● Written instruction:
Keep only the lines of the listing that include the word "want", and copy them.

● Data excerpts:
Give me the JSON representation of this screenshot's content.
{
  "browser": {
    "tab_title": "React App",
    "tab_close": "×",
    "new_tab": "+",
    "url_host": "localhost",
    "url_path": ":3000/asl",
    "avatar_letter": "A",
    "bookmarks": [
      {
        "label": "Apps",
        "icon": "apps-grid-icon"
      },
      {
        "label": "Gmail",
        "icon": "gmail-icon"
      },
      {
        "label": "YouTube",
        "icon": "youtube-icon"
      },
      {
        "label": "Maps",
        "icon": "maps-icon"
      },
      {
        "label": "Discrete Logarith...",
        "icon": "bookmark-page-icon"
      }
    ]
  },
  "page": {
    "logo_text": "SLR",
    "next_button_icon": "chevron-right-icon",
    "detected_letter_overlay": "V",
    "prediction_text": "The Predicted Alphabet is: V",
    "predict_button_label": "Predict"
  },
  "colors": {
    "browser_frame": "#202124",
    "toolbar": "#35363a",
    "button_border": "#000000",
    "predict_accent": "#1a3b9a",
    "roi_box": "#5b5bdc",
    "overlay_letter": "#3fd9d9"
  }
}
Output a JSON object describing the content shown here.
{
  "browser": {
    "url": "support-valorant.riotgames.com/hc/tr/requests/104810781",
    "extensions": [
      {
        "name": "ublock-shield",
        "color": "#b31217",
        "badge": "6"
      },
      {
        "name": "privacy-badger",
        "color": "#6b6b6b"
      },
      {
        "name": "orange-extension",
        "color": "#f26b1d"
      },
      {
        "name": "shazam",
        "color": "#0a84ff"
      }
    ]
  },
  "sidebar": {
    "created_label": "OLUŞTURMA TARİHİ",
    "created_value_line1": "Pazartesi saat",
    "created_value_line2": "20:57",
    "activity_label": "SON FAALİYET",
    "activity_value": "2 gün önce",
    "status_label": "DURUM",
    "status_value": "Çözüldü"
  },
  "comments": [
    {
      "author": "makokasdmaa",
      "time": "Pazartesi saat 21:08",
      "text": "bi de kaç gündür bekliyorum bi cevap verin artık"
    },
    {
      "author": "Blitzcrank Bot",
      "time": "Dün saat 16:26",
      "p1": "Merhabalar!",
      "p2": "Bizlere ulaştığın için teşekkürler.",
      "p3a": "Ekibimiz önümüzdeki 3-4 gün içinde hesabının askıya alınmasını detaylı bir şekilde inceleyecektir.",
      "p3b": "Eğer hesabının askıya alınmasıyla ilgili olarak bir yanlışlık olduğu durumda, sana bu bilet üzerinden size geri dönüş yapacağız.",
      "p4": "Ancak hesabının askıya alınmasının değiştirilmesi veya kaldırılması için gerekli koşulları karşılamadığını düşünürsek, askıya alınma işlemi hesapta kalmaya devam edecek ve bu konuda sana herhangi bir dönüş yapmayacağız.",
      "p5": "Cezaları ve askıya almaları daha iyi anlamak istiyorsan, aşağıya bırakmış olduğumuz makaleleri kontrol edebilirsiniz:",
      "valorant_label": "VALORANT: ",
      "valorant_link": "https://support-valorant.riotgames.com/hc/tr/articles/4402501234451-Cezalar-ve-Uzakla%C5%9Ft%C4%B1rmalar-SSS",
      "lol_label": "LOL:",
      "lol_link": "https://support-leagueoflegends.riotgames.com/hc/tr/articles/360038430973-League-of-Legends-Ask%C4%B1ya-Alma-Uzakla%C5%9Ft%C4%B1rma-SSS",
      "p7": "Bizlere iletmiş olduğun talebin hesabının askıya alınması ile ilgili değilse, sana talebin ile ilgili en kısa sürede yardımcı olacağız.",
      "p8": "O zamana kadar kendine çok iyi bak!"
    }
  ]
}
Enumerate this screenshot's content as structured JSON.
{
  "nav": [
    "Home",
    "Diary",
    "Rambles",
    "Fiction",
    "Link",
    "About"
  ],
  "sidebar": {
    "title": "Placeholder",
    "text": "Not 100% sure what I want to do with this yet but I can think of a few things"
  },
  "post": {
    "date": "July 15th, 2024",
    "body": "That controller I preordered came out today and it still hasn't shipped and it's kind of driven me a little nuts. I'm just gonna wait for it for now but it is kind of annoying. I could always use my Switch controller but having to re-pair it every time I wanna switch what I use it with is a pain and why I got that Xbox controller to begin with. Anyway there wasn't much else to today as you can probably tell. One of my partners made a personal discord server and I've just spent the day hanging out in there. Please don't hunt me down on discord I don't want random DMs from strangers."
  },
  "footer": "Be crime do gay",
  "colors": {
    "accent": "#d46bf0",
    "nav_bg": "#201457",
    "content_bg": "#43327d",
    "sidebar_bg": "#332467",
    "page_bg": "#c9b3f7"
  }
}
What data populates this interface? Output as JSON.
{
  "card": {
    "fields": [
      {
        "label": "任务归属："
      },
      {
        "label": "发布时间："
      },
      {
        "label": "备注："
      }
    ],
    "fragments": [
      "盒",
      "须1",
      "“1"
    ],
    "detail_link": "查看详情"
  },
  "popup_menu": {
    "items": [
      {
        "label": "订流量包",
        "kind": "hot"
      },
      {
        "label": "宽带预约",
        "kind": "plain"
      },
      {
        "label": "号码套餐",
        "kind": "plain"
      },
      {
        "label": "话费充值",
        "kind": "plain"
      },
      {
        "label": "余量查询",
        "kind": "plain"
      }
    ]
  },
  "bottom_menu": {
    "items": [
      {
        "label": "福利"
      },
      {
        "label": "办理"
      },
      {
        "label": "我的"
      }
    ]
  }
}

● Problem solution:
    "text": "Not 100% sure what I want to do with this yet but I can think of a few things"
    "body": "That controller I preordered came out today and it still hasn't shipped and it's kind of driven me a little nuts. I'm just gonna wait for it for now but it is kind of annoying. I could always use my Switch controller but having to re-pair it every time I wanna switch what I use it with is a pain and why I got that Xbox controller to begin with. Anyway there wasn't much else to today as you can probably tell. One of my partners made a personal discord server and I've just spent the day hanging out in there. Please don't hunt me down on discord I don't want random DMs from strangers."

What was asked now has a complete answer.